##### Dataset #####
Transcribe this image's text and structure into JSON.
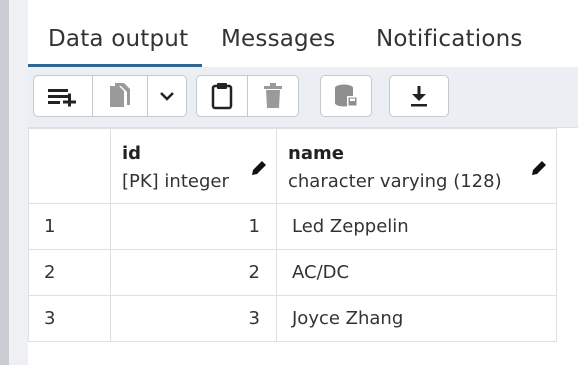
{
  "tabs": [
    {
      "label": "Data output",
      "active": true
    },
    {
      "label": "Messages",
      "active": false
    },
    {
      "label": "Notifications",
      "active": false
    }
  ],
  "toolbar": {
    "buttons": [
      {
        "icon": "add-row-icon"
      },
      {
        "icon": "copy-icon",
        "disabled": true
      },
      {
        "icon": "chevron-down-icon"
      },
      {
        "icon": "paste-icon"
      },
      {
        "icon": "delete-icon",
        "disabled": true
      },
      {
        "icon": "save-data-icon",
        "disabled": true
      },
      {
        "icon": "download-icon"
      }
    ]
  },
  "columns": [
    {
      "name": "id",
      "type": "[PK] integer"
    },
    {
      "name": "name",
      "type": "character varying (128)"
    }
  ],
  "rows": [
    {
      "num": "1",
      "id": "1",
      "name": "Led Zeppelin"
    },
    {
      "num": "2",
      "id": "2",
      "name": "AC/DC"
    },
    {
      "num": "3",
      "id": "3",
      "name": "Joyce Zhang"
    }
  ],
  "colors": {
    "accent": "#326690",
    "toolbar_bg": "#ebeef3",
    "border": "#dcdfe4"
  }
}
#####
- [Exercise] From the entries above, select each line containing the string "name".

- [Exercise answer]
      "name": "id",
      "name": "name",
      "name": "Led Zeppelin"
      "name": "AC/DC"
      "name": "Joyce Zhang"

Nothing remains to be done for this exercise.